■ Task objective:
Please copy all the lines that follow, word for word.

***** Data for this task

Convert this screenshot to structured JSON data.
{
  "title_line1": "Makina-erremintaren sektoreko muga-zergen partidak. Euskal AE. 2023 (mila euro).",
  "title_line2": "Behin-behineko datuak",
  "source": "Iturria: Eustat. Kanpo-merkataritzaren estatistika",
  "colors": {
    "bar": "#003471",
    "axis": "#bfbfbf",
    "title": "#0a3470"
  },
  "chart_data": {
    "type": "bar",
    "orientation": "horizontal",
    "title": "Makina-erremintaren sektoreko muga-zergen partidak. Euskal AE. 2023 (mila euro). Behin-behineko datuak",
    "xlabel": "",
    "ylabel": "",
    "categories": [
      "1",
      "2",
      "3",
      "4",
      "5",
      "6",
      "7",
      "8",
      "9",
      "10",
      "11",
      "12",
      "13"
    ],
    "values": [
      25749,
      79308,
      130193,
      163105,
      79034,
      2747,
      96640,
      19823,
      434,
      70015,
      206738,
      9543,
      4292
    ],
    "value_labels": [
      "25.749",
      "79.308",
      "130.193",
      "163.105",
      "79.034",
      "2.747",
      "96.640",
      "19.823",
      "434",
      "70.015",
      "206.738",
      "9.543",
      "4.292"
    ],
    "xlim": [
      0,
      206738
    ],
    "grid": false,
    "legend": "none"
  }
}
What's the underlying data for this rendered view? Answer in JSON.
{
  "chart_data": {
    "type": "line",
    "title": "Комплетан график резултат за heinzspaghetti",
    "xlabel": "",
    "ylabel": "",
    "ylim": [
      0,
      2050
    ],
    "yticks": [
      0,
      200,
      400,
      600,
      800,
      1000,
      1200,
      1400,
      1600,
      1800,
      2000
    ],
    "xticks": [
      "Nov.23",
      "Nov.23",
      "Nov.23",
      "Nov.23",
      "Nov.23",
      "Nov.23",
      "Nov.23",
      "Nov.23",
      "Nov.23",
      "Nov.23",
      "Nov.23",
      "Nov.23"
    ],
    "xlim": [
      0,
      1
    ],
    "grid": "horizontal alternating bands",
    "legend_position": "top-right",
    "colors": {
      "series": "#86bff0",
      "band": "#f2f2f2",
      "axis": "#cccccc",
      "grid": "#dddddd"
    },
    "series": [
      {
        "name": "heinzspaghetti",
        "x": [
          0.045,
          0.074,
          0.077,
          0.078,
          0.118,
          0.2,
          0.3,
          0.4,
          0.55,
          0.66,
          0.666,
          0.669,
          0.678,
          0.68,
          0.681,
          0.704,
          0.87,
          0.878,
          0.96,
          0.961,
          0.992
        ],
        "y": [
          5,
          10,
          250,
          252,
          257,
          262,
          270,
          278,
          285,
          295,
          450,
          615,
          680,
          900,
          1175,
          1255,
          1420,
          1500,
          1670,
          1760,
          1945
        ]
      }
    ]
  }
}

**********

■ Finished task:
Convert this screenshot to structured JSON data.
{
  "title_line1": "Makina-erremintaren sektoreko muga-zergen partidak. Euskal AE. 2023 (mila euro).",
  "title_line2": "Behin-behineko datuak",
  "source": "Iturria: Eustat. Kanpo-merkataritzaren estatistika",
  "colors": {
    "bar": "#003471",
    "axis": "#bfbfbf",
    "title": "#0a3470"
  },
  "chart_data": {
    "type": "bar",
    "orientation": "horizontal",
    "title": "Makina-erremintaren sektoreko muga-zergen partidak. Euskal AE. 2023 (mila euro). Behin-behineko datuak",
    "xlabel": "",
    "ylabel": "",
    "categories": [
      "1",
      "2",
      "3",
      "4",
      "5",
      "6",
      "7",
      "8",
      "9",
      "10",
      "11",
      "12",
      "13"
    ],
    "values": [
      25749,
      79308,
      130193,
      163105,
      79034,
      2747,
      96640,
      19823,
      434,
      70015,
      206738,
      9543,
      4292
    ],
    "value_labels": [
      "25.749",
      "79.308",
      "130.193",
      "163.105",
      "79.034",
      "2.747",
      "96.640",
      "19.823",
      "434",
      "70.015",
      "206.738",
      "9.543",
      "4.292"
    ],
    "xlim": [
      0,
      206738
    ],
    "grid": false,
    "legend": "none"
  }
}
What's the underlying data for this rendered view? Answer in JSON.
{
  "chart_data": {
    "type": "line",
    "title": "Комплетан график резултат за heinzspaghetti",
    "xlabel": "",
    "ylabel": "",
    "ylim": [
      0,
      2050
    ],
    "yticks": [
      0,
      200,
      400,
      600,
      800,
      1000,
      1200,
      1400,
      1600,
      1800,
      2000
    ],
    "xticks": [
      "Nov.23",
      "Nov.23",
      "Nov.23",
      "Nov.23",
      "Nov.23",
      "Nov.23",
      "Nov.23",
      "Nov.23",
      "Nov.23",
      "Nov.23",
      "Nov.23",
      "Nov.23"
    ],
    "xlim": [
      0,
      1
    ],
    "grid": "horizontal alternating bands",
    "legend_position": "top-right",
    "colors": {
      "series": "#86bff0",
      "band": "#f2f2f2",
      "axis": "#cccccc",
      "grid": "#dddddd"
    },
    "series": [
      {
        "name": "heinzspaghetti",
        "x": [
          0.045,
          0.074,
          0.077,
          0.078,
          0.118,
          0.2,
          0.3,
          0.4,
          0.55,
          0.66,
          0.666,
          0.669,
          0.678,
          0.68,
          0.681,
          0.704,
          0.87,
          0.878,
          0.96,
          0.961,
          0.992
        ],
        "y": [
          5,
          10,
          250,
          252,
          257,
          262,
          270,
          278,
          285,
          295,
          450,
          615,
          680,
          900,
          1175,
          1255,
          1420,
          1500,
          1670,
          1760,
          1945
        ]
      }
    ]
  }
}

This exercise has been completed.